● Exercise
Which lines contain the string "from"? Please list every one of them.

● Entries supplied
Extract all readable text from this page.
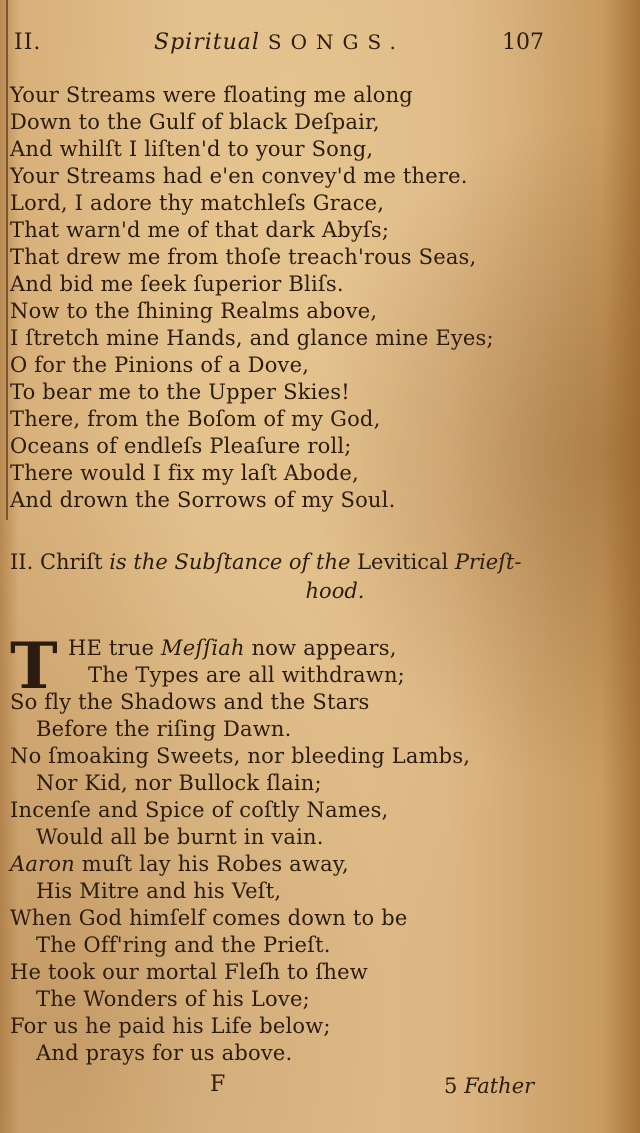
II.	Spiritual SONGS.	107
Your Streams were floating me along
Down to the Gulf of black Deſpair,
And whilſt I liſten'd to your Song,
Your Streams had e'en convey'd me there.
Lord, I adore thy matchleſs Grace,
That warn'd me of that dark Abyſs;
That drew me from thoſe treach'rous Seas,
And bid me ſeek ſuperior Bliſs.
Now to the ſhining Realms above,
I ſtretch mine Hands, and glance mine Eyes;
O for the Pinions of a Dove,
To bear me to the Upper Skies!
There, from the Boſom of my God,
Oceans of endleſs Pleaſure roll;
There would I fix my laſt Abode,
And drown the Sorrows of my Soul.
II. Chriſt is the Subſtance of the Levitical Prieſt-
hood.
T HE true Meſſiah now appears,
The Types are all withdrawn;
So fly the Shadows and the Stars
Before the riſing Dawn.
No ſmoaking Sweets, nor bleeding Lambs,
Nor Kid, nor Bullock ſlain;
Incenſe and Spice of coſtly Names,
Would all be burnt in vain.
Aaron muſt lay his Robes away,
His Mitre and his Veſt,
When God himſelf comes down to be
The Off'ring and the Prieſt.
He took our mortal Fleſh to ſhew
The Wonders of his Love;
For us he paid his Life below;
And prays for us above.
F	5 Father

● Solved exercise
Extract all readable text from this page.
That drew me from thoſe treach'rous Seas,
There, from the Boſom of my God,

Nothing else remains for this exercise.